BEGIN

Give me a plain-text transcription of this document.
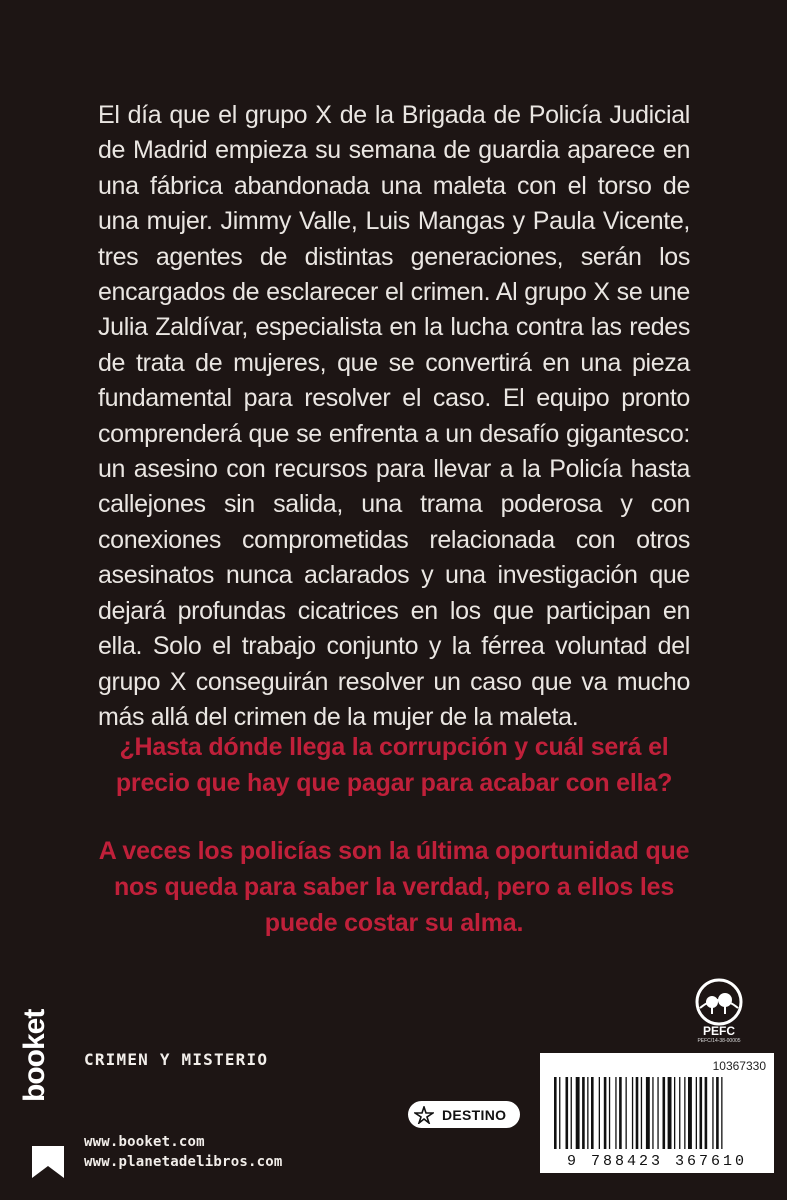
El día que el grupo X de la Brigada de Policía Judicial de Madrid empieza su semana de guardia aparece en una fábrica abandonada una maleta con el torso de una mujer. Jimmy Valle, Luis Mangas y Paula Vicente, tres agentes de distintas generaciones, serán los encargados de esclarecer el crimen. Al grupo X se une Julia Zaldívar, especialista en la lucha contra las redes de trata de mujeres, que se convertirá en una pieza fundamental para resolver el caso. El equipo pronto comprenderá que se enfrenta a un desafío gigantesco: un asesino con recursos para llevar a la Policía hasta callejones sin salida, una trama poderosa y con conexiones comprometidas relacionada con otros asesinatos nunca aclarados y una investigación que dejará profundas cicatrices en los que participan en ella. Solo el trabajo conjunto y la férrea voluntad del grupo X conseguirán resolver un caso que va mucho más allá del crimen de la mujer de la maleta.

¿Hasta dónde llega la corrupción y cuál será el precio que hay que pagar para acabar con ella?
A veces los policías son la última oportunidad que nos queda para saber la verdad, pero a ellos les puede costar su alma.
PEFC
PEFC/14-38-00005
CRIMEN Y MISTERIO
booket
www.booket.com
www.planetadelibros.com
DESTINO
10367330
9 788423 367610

END

YOUR INSTRUCTIONS: Copy out the listing exactly as it stands, but not the pictures.

FINISHED EXERCISE:
Give me a plain-text transcription of this document.
El día que el grupo X de la Brigada de Policía Judicial de Madrid empieza su semana de guardia aparece en una fábrica abandonada una maleta con el torso de una mujer. Jimmy Valle, Luis Mangas y Paula Vicente, tres agentes de distintas generaciones, serán los encargados de esclarecer el crimen. Al grupo X se une Julia Zaldívar, especialista en la lucha contra las redes de trata de mujeres, que se convertirá en una pieza fundamental para resolver el caso. El equipo pronto comprenderá que se enfrenta a un desafío gigantesco: un asesino con recursos para llevar a la Policía hasta callejones sin salida, una trama poderosa y con conexiones comprometidas relacionada con otros asesinatos nunca aclarados y una investigación que dejará profundas cicatrices en los que participan en ella. Solo el trabajo conjunto y la férrea voluntad del grupo X conseguirán resolver un caso que va mucho más allá del crimen de la mujer de la maleta.

¿Hasta dónde llega la corrupción y cuál será el precio que hay que pagar para acabar con ella?
A veces los policías son la última oportunidad que nos queda para saber la verdad, pero a ellos les puede costar su alma.
PEFC
PEFC/14-38-00005
CRIMEN Y MISTERIO
booket
www.booket.com
www.planetadelibros.com
DESTINO
10367330
9 788423 367610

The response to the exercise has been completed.